◆ Problem details
Only the number is wanted: tally the lines below that contain the word "letters".

:: Excerpted data ::

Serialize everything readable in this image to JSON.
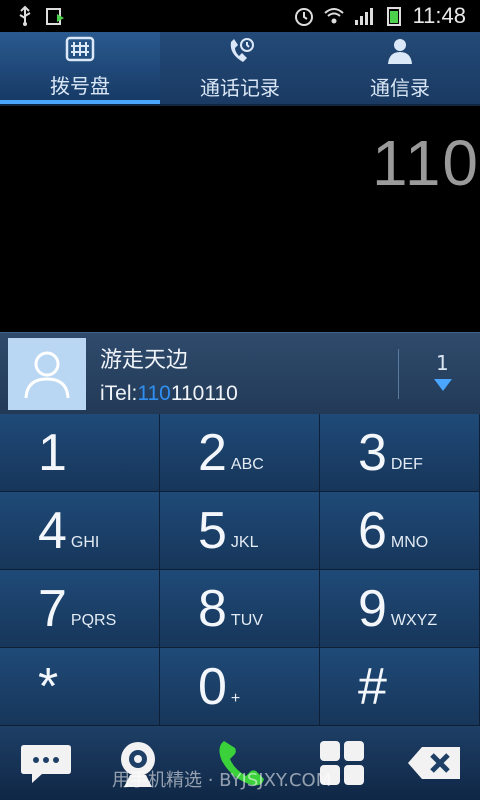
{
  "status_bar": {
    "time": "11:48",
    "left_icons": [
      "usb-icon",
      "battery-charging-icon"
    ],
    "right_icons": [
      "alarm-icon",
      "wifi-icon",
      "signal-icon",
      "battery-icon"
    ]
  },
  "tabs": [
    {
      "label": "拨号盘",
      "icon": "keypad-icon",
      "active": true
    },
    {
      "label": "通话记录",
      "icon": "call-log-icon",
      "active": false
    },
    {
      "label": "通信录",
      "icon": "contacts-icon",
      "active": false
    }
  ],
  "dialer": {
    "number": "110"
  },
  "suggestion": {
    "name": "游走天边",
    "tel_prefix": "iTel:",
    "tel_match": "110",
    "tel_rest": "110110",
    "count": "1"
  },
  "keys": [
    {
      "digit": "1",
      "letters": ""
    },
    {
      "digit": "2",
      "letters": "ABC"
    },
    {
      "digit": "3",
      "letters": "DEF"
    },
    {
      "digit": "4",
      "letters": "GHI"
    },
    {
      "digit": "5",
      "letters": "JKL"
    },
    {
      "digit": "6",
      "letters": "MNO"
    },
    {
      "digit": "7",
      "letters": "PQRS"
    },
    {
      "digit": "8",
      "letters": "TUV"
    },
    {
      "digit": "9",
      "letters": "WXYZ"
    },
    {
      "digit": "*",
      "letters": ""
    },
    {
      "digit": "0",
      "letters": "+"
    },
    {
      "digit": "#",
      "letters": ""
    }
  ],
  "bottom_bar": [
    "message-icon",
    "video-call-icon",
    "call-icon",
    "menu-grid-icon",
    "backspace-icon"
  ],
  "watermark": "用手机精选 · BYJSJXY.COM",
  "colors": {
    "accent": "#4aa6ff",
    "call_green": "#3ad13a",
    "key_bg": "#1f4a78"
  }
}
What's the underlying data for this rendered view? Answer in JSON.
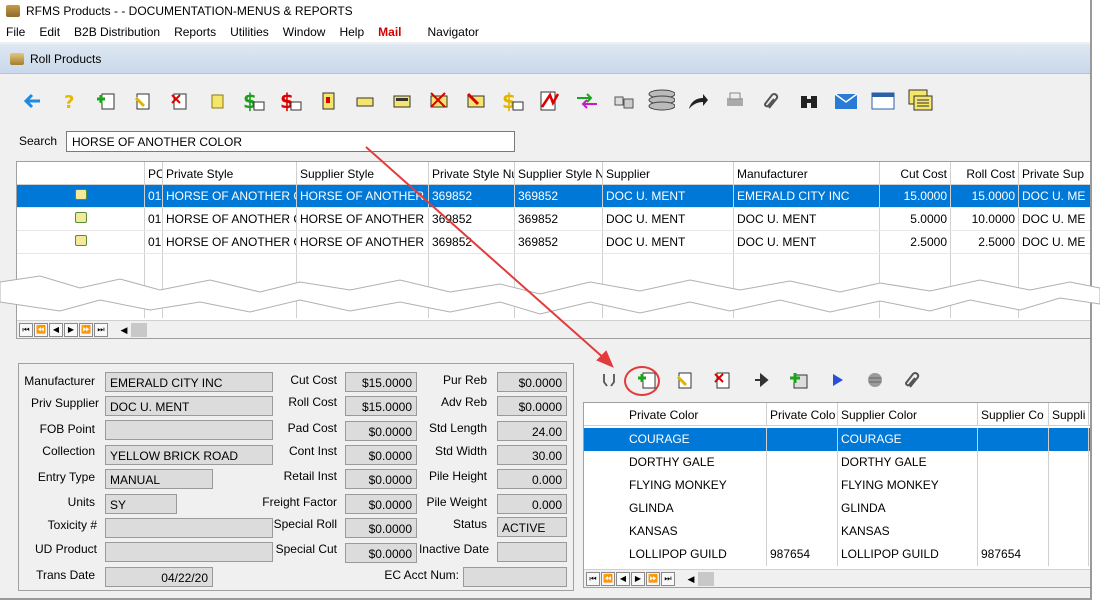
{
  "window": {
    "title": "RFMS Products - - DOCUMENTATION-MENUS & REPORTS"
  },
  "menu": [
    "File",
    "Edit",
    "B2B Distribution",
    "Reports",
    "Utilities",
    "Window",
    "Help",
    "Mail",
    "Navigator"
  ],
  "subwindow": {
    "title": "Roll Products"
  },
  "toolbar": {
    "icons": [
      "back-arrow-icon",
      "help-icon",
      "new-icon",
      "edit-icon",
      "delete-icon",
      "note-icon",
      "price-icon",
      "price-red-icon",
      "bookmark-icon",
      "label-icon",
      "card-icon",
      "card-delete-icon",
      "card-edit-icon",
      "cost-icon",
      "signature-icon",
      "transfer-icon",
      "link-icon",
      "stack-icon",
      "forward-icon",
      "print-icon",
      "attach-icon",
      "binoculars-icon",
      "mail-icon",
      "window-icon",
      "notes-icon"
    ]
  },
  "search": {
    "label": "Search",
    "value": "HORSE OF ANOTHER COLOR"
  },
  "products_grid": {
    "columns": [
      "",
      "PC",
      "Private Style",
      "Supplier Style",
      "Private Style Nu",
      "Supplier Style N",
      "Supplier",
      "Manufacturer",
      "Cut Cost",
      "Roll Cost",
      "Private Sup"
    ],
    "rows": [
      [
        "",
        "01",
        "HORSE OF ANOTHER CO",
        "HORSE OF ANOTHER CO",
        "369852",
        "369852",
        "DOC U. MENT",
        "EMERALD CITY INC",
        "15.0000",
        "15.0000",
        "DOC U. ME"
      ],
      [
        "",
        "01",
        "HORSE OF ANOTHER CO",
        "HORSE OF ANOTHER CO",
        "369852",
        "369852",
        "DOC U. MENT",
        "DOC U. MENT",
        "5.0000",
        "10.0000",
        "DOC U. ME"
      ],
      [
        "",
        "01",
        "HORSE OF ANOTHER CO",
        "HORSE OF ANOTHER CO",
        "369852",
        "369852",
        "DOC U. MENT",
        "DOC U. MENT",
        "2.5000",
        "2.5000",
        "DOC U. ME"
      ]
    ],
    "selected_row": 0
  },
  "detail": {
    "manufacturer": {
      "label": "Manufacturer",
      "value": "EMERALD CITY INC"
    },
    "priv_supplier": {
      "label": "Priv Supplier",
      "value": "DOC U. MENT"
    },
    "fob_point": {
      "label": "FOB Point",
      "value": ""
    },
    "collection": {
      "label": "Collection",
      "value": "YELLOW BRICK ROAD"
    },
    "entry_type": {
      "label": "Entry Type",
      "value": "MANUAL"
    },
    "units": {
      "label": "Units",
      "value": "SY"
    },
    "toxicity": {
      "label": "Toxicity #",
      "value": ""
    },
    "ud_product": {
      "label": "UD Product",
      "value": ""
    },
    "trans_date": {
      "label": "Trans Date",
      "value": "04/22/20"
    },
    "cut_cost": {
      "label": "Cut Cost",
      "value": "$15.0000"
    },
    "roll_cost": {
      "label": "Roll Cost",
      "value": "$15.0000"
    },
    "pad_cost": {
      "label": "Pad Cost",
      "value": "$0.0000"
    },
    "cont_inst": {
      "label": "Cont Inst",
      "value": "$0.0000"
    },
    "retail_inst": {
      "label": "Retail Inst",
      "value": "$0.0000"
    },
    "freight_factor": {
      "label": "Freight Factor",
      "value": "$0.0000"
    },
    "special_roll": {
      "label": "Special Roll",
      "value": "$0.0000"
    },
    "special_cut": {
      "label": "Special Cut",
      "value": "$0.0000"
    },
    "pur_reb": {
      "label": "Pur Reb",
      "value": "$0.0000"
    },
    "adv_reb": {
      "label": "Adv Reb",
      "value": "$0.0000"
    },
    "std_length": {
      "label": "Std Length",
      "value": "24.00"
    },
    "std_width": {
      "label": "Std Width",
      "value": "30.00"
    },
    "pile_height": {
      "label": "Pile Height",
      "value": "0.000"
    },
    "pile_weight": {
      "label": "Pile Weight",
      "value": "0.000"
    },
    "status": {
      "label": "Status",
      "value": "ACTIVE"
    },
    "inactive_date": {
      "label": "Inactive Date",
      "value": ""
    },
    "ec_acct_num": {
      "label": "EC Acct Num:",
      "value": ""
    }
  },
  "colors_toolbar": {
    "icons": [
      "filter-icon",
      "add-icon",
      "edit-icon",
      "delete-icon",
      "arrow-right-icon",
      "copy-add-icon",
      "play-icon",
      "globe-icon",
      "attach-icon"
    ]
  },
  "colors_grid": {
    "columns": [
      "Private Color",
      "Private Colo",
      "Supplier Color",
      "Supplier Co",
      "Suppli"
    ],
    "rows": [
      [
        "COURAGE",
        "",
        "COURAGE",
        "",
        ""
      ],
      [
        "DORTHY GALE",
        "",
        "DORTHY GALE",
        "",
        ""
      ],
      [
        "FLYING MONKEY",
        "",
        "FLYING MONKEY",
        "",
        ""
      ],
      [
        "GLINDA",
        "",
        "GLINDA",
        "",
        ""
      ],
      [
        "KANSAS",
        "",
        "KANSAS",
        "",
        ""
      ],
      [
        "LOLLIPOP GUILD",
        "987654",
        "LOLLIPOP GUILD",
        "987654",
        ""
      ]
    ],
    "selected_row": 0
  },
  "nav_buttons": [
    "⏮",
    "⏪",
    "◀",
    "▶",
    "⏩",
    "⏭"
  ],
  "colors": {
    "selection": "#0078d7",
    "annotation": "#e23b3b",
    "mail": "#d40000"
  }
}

:::
:: Excerpted data ::

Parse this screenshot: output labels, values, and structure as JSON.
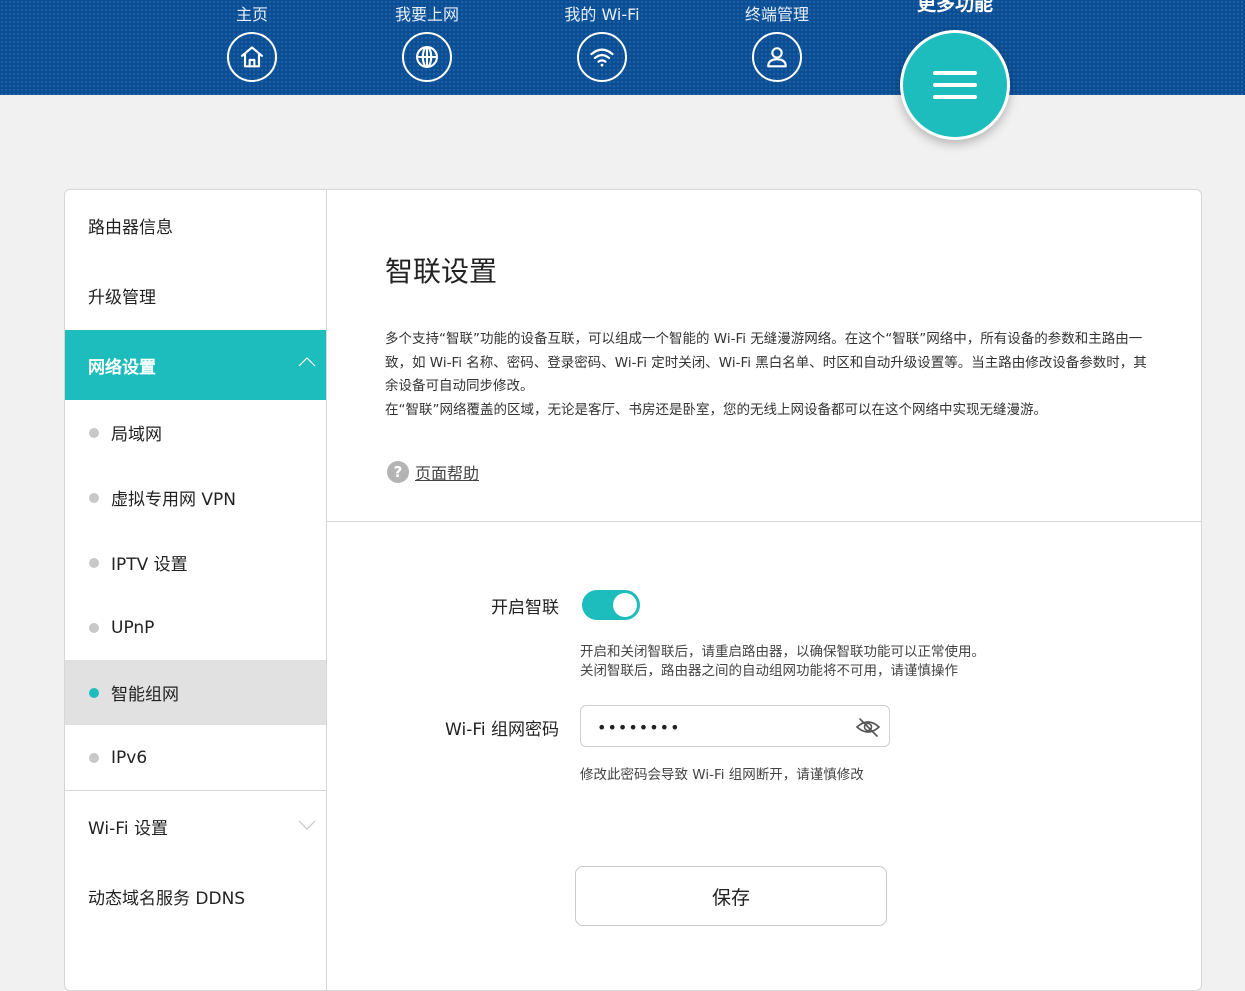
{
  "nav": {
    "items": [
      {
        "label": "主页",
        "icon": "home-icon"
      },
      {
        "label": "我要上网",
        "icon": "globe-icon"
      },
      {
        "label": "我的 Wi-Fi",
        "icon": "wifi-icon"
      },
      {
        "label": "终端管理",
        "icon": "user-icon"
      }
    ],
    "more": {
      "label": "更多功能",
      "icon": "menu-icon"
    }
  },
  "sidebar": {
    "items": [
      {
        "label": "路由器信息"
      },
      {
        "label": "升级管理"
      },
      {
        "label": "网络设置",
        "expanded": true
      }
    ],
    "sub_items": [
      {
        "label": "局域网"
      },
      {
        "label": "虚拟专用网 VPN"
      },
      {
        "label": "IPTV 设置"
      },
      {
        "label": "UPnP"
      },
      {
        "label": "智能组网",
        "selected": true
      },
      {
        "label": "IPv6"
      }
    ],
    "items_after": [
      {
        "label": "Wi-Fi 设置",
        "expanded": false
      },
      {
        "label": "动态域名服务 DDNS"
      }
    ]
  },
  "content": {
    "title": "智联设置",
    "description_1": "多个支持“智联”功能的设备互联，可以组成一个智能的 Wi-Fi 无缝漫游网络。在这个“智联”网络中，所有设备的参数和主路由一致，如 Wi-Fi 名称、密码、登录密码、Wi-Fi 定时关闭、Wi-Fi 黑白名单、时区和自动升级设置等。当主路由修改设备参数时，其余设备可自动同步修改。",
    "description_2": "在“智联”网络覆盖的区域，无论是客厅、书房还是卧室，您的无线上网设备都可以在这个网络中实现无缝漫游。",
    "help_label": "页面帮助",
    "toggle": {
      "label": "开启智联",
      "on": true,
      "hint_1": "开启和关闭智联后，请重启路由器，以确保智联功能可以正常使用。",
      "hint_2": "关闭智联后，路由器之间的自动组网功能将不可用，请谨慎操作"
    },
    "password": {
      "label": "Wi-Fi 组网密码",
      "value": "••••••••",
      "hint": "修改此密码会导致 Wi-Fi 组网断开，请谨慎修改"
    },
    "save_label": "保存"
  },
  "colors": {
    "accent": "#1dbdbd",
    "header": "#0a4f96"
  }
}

:::

◆ Reply to the exercise
12